— Exercise prompt —
The entries below need to be written out exactly, with no pictures included.

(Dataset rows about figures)
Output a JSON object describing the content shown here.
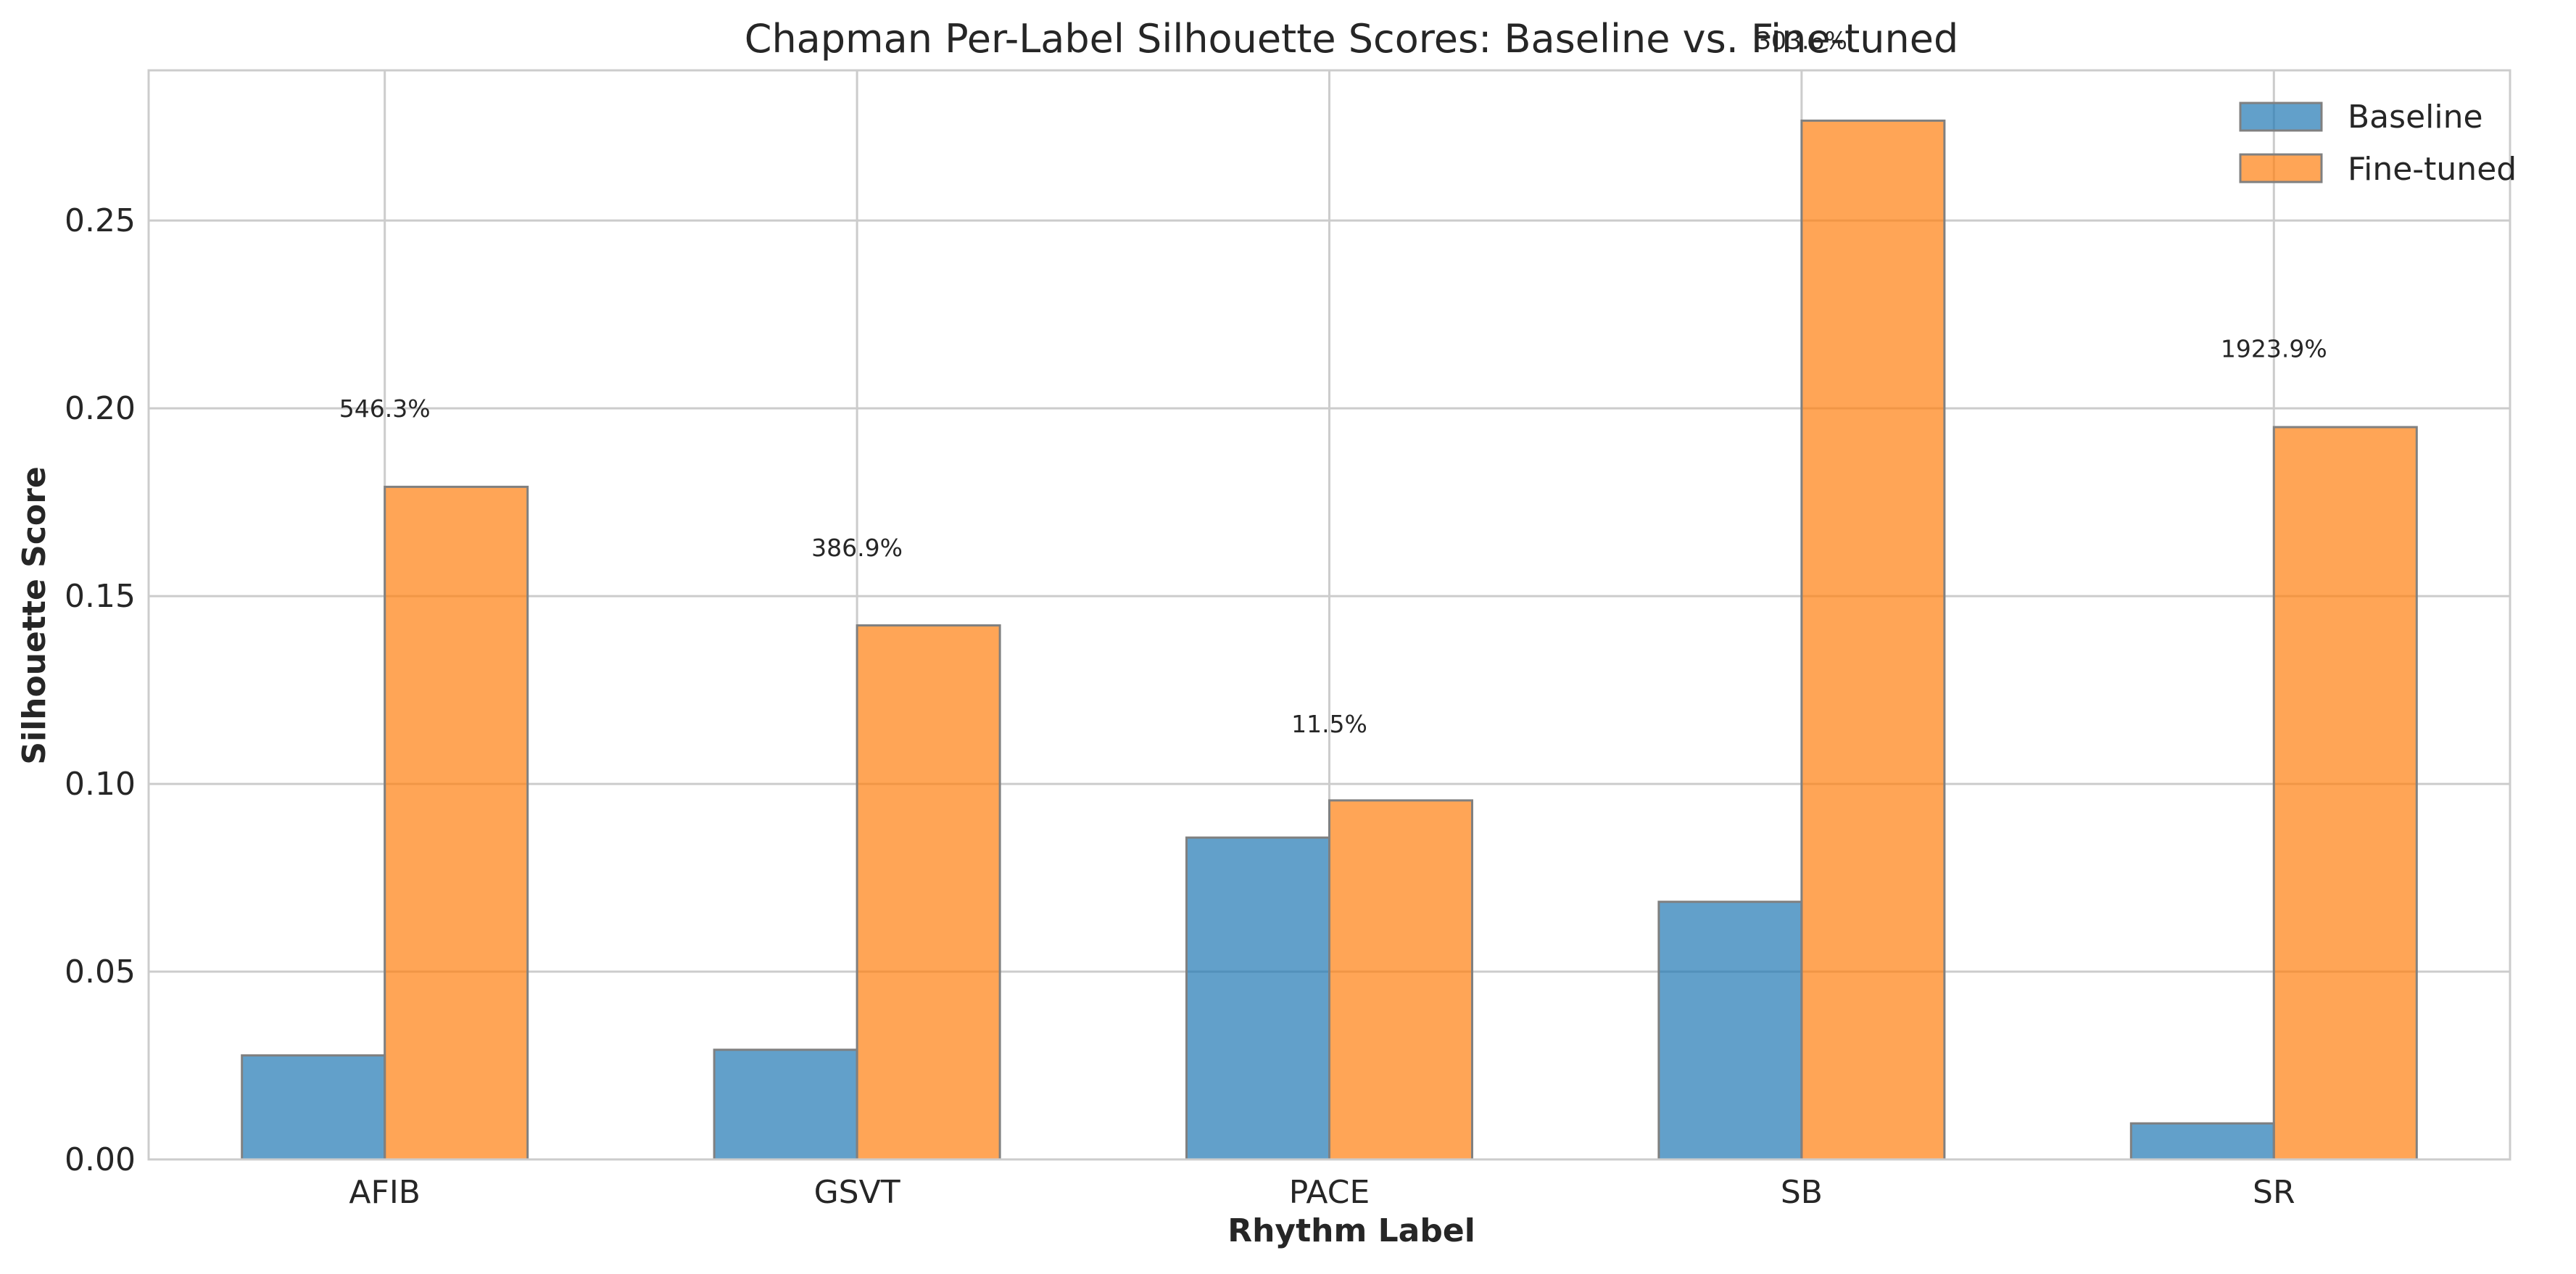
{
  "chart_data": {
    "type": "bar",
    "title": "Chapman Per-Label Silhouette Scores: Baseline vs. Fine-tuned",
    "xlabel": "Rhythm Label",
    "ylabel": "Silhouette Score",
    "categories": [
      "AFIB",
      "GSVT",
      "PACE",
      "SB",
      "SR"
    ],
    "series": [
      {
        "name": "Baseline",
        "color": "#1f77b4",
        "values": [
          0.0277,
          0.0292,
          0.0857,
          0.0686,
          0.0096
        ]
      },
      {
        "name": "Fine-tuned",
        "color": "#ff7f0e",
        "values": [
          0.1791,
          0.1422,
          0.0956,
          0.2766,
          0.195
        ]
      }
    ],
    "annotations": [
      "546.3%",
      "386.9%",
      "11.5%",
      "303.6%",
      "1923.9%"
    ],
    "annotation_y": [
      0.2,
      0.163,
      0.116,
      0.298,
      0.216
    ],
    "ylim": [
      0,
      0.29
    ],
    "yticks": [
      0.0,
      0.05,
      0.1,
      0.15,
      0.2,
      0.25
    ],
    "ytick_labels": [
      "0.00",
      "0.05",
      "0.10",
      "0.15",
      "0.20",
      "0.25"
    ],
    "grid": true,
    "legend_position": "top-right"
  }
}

— Solution to this task —
Output a JSON object describing the content shown here.
{
  "chart_data": {
    "type": "bar",
    "title": "Chapman Per-Label Silhouette Scores: Baseline vs. Fine-tuned",
    "xlabel": "Rhythm Label",
    "ylabel": "Silhouette Score",
    "categories": [
      "AFIB",
      "GSVT",
      "PACE",
      "SB",
      "SR"
    ],
    "series": [
      {
        "name": "Baseline",
        "color": "#1f77b4",
        "values": [
          0.0277,
          0.0292,
          0.0857,
          0.0686,
          0.0096
        ]
      },
      {
        "name": "Fine-tuned",
        "color": "#ff7f0e",
        "values": [
          0.1791,
          0.1422,
          0.0956,
          0.2766,
          0.195
        ]
      }
    ],
    "annotations": [
      "546.3%",
      "386.9%",
      "11.5%",
      "303.6%",
      "1923.9%"
    ],
    "annotation_y": [
      0.2,
      0.163,
      0.116,
      0.298,
      0.216
    ],
    "ylim": [
      0,
      0.29
    ],
    "yticks": [
      0.0,
      0.05,
      0.1,
      0.15,
      0.2,
      0.25
    ],
    "ytick_labels": [
      "0.00",
      "0.05",
      "0.10",
      "0.15",
      "0.20",
      "0.25"
    ],
    "grid": true,
    "legend_position": "top-right"
  }
}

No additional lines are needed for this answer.